§ WHAT YOU SHOULD DO:
Beneath this sentence is a set of records; write each of them out exactly.
# # # #
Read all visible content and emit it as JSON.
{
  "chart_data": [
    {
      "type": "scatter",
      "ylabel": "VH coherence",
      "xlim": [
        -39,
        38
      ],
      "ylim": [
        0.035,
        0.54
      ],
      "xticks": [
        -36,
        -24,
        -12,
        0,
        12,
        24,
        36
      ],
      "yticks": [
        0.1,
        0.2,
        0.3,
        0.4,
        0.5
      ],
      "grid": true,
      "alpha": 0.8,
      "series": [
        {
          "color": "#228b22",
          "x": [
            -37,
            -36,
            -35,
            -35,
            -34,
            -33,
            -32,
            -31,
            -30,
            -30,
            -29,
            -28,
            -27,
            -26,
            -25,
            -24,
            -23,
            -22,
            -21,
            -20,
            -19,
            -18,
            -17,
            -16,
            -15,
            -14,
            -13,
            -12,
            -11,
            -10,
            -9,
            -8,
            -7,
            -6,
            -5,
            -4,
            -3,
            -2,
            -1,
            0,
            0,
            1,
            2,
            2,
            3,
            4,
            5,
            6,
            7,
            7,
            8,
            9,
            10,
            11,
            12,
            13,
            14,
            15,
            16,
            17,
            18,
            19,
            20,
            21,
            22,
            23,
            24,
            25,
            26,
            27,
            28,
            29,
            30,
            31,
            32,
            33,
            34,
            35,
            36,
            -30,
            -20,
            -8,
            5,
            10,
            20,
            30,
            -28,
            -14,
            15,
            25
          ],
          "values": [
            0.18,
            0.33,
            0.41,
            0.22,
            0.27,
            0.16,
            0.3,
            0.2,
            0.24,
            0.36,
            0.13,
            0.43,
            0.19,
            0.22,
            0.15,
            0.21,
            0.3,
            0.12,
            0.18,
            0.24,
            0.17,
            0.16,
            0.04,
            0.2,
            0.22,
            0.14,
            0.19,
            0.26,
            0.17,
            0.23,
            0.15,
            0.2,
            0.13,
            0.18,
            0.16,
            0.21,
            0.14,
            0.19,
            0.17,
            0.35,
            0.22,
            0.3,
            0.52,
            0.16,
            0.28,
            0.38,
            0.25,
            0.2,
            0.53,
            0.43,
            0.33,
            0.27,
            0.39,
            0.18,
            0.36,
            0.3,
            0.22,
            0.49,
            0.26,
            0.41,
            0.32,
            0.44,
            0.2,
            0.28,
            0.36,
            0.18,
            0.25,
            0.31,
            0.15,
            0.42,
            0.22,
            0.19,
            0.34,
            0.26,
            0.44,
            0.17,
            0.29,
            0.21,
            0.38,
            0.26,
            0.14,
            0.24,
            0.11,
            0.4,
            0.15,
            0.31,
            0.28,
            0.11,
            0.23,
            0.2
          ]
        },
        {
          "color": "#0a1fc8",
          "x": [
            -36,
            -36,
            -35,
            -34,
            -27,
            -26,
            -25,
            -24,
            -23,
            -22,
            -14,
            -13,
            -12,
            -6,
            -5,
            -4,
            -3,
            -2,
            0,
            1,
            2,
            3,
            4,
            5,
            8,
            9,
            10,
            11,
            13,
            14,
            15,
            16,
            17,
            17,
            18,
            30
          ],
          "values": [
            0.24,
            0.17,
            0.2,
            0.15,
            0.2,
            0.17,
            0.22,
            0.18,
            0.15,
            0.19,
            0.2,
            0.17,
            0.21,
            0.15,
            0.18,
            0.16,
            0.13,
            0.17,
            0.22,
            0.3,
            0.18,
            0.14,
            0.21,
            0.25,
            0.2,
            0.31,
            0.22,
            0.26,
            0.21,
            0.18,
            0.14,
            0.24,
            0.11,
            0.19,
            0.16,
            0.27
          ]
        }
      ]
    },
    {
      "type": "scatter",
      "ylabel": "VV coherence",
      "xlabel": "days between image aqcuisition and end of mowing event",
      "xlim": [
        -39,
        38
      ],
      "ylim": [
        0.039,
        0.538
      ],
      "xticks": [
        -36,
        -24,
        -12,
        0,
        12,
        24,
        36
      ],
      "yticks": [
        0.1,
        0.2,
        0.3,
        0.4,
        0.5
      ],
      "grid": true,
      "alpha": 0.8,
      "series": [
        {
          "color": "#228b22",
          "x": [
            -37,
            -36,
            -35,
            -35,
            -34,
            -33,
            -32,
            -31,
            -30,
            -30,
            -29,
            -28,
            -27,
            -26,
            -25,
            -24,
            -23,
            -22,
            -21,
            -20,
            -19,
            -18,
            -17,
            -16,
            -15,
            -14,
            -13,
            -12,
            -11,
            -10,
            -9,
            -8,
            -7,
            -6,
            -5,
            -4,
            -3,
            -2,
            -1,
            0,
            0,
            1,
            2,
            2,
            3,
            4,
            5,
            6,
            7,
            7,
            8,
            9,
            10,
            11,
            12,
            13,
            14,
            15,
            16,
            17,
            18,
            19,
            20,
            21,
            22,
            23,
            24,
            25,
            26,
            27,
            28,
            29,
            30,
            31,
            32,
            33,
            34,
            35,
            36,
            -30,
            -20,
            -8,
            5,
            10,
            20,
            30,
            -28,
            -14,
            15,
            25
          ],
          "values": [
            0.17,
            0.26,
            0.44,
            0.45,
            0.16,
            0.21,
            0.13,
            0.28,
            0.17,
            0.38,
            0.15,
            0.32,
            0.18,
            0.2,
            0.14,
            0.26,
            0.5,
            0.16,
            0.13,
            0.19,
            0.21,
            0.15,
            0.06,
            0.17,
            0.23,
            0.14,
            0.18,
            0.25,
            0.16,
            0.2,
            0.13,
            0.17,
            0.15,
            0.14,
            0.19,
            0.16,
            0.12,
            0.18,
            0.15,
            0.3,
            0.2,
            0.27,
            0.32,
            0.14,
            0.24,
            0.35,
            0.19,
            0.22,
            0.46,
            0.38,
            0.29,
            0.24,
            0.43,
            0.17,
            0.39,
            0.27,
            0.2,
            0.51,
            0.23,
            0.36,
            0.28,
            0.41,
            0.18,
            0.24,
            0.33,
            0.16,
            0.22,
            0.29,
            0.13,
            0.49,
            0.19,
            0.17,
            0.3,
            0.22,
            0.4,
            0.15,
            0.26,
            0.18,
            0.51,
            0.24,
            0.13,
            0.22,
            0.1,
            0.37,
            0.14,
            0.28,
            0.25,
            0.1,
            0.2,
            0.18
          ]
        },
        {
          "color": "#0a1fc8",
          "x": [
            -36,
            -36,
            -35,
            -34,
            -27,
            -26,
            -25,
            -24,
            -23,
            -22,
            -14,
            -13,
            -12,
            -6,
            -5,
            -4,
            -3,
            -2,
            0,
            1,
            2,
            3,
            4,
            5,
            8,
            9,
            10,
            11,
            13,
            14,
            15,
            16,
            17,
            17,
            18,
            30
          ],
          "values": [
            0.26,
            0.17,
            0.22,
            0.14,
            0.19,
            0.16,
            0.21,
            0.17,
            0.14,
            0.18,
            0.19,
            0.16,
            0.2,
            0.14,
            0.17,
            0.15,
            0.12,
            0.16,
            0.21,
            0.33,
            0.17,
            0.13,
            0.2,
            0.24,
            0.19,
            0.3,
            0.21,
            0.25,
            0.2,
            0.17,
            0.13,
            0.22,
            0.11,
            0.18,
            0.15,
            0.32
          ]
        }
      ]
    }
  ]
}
# # # #
§ TASK SOLUTION:
Read all visible content and emit it as JSON.
{
  "chart_data": [
    {
      "type": "scatter",
      "ylabel": "VH coherence",
      "xlim": [
        -39,
        38
      ],
      "ylim": [
        0.035,
        0.54
      ],
      "xticks": [
        -36,
        -24,
        -12,
        0,
        12,
        24,
        36
      ],
      "yticks": [
        0.1,
        0.2,
        0.3,
        0.4,
        0.5
      ],
      "grid": true,
      "alpha": 0.8,
      "series": [
        {
          "color": "#228b22",
          "x": [
            -37,
            -36,
            -35,
            -35,
            -34,
            -33,
            -32,
            -31,
            -30,
            -30,
            -29,
            -28,
            -27,
            -26,
            -25,
            -24,
            -23,
            -22,
            -21,
            -20,
            -19,
            -18,
            -17,
            -16,
            -15,
            -14,
            -13,
            -12,
            -11,
            -10,
            -9,
            -8,
            -7,
            -6,
            -5,
            -4,
            -3,
            -2,
            -1,
            0,
            0,
            1,
            2,
            2,
            3,
            4,
            5,
            6,
            7,
            7,
            8,
            9,
            10,
            11,
            12,
            13,
            14,
            15,
            16,
            17,
            18,
            19,
            20,
            21,
            22,
            23,
            24,
            25,
            26,
            27,
            28,
            29,
            30,
            31,
            32,
            33,
            34,
            35,
            36,
            -30,
            -20,
            -8,
            5,
            10,
            20,
            30,
            -28,
            -14,
            15,
            25
          ],
          "values": [
            0.18,
            0.33,
            0.41,
            0.22,
            0.27,
            0.16,
            0.3,
            0.2,
            0.24,
            0.36,
            0.13,
            0.43,
            0.19,
            0.22,
            0.15,
            0.21,
            0.3,
            0.12,
            0.18,
            0.24,
            0.17,
            0.16,
            0.04,
            0.2,
            0.22,
            0.14,
            0.19,
            0.26,
            0.17,
            0.23,
            0.15,
            0.2,
            0.13,
            0.18,
            0.16,
            0.21,
            0.14,
            0.19,
            0.17,
            0.35,
            0.22,
            0.3,
            0.52,
            0.16,
            0.28,
            0.38,
            0.25,
            0.2,
            0.53,
            0.43,
            0.33,
            0.27,
            0.39,
            0.18,
            0.36,
            0.3,
            0.22,
            0.49,
            0.26,
            0.41,
            0.32,
            0.44,
            0.2,
            0.28,
            0.36,
            0.18,
            0.25,
            0.31,
            0.15,
            0.42,
            0.22,
            0.19,
            0.34,
            0.26,
            0.44,
            0.17,
            0.29,
            0.21,
            0.38,
            0.26,
            0.14,
            0.24,
            0.11,
            0.4,
            0.15,
            0.31,
            0.28,
            0.11,
            0.23,
            0.2
          ]
        },
        {
          "color": "#0a1fc8",
          "x": [
            -36,
            -36,
            -35,
            -34,
            -27,
            -26,
            -25,
            -24,
            -23,
            -22,
            -14,
            -13,
            -12,
            -6,
            -5,
            -4,
            -3,
            -2,
            0,
            1,
            2,
            3,
            4,
            5,
            8,
            9,
            10,
            11,
            13,
            14,
            15,
            16,
            17,
            17,
            18,
            30
          ],
          "values": [
            0.24,
            0.17,
            0.2,
            0.15,
            0.2,
            0.17,
            0.22,
            0.18,
            0.15,
            0.19,
            0.2,
            0.17,
            0.21,
            0.15,
            0.18,
            0.16,
            0.13,
            0.17,
            0.22,
            0.3,
            0.18,
            0.14,
            0.21,
            0.25,
            0.2,
            0.31,
            0.22,
            0.26,
            0.21,
            0.18,
            0.14,
            0.24,
            0.11,
            0.19,
            0.16,
            0.27
          ]
        }
      ]
    },
    {
      "type": "scatter",
      "ylabel": "VV coherence",
      "xlabel": "days between image aqcuisition and end of mowing event",
      "xlim": [
        -39,
        38
      ],
      "ylim": [
        0.039,
        0.538
      ],
      "xticks": [
        -36,
        -24,
        -12,
        0,
        12,
        24,
        36
      ],
      "yticks": [
        0.1,
        0.2,
        0.3,
        0.4,
        0.5
      ],
      "grid": true,
      "alpha": 0.8,
      "series": [
        {
          "color": "#228b22",
          "x": [
            -37,
            -36,
            -35,
            -35,
            -34,
            -33,
            -32,
            -31,
            -30,
            -30,
            -29,
            -28,
            -27,
            -26,
            -25,
            -24,
            -23,
            -22,
            -21,
            -20,
            -19,
            -18,
            -17,
            -16,
            -15,
            -14,
            -13,
            -12,
            -11,
            -10,
            -9,
            -8,
            -7,
            -6,
            -5,
            -4,
            -3,
            -2,
            -1,
            0,
            0,
            1,
            2,
            2,
            3,
            4,
            5,
            6,
            7,
            7,
            8,
            9,
            10,
            11,
            12,
            13,
            14,
            15,
            16,
            17,
            18,
            19,
            20,
            21,
            22,
            23,
            24,
            25,
            26,
            27,
            28,
            29,
            30,
            31,
            32,
            33,
            34,
            35,
            36,
            -30,
            -20,
            -8,
            5,
            10,
            20,
            30,
            -28,
            -14,
            15,
            25
          ],
          "values": [
            0.17,
            0.26,
            0.44,
            0.45,
            0.16,
            0.21,
            0.13,
            0.28,
            0.17,
            0.38,
            0.15,
            0.32,
            0.18,
            0.2,
            0.14,
            0.26,
            0.5,
            0.16,
            0.13,
            0.19,
            0.21,
            0.15,
            0.06,
            0.17,
            0.23,
            0.14,
            0.18,
            0.25,
            0.16,
            0.2,
            0.13,
            0.17,
            0.15,
            0.14,
            0.19,
            0.16,
            0.12,
            0.18,
            0.15,
            0.3,
            0.2,
            0.27,
            0.32,
            0.14,
            0.24,
            0.35,
            0.19,
            0.22,
            0.46,
            0.38,
            0.29,
            0.24,
            0.43,
            0.17,
            0.39,
            0.27,
            0.2,
            0.51,
            0.23,
            0.36,
            0.28,
            0.41,
            0.18,
            0.24,
            0.33,
            0.16,
            0.22,
            0.29,
            0.13,
            0.49,
            0.19,
            0.17,
            0.3,
            0.22,
            0.4,
            0.15,
            0.26,
            0.18,
            0.51,
            0.24,
            0.13,
            0.22,
            0.1,
            0.37,
            0.14,
            0.28,
            0.25,
            0.1,
            0.2,
            0.18
          ]
        },
        {
          "color": "#0a1fc8",
          "x": [
            -36,
            -36,
            -35,
            -34,
            -27,
            -26,
            -25,
            -24,
            -23,
            -22,
            -14,
            -13,
            -12,
            -6,
            -5,
            -4,
            -3,
            -2,
            0,
            1,
            2,
            3,
            4,
            5,
            8,
            9,
            10,
            11,
            13,
            14,
            15,
            16,
            17,
            17,
            18,
            30
          ],
          "values": [
            0.26,
            0.17,
            0.22,
            0.14,
            0.19,
            0.16,
            0.21,
            0.17,
            0.14,
            0.18,
            0.19,
            0.16,
            0.2,
            0.14,
            0.17,
            0.15,
            0.12,
            0.16,
            0.21,
            0.33,
            0.17,
            0.13,
            0.2,
            0.24,
            0.19,
            0.3,
            0.21,
            0.25,
            0.2,
            0.17,
            0.13,
            0.22,
            0.11,
            0.18,
            0.15,
            0.32
          ]
        }
      ]
    }
  ]
}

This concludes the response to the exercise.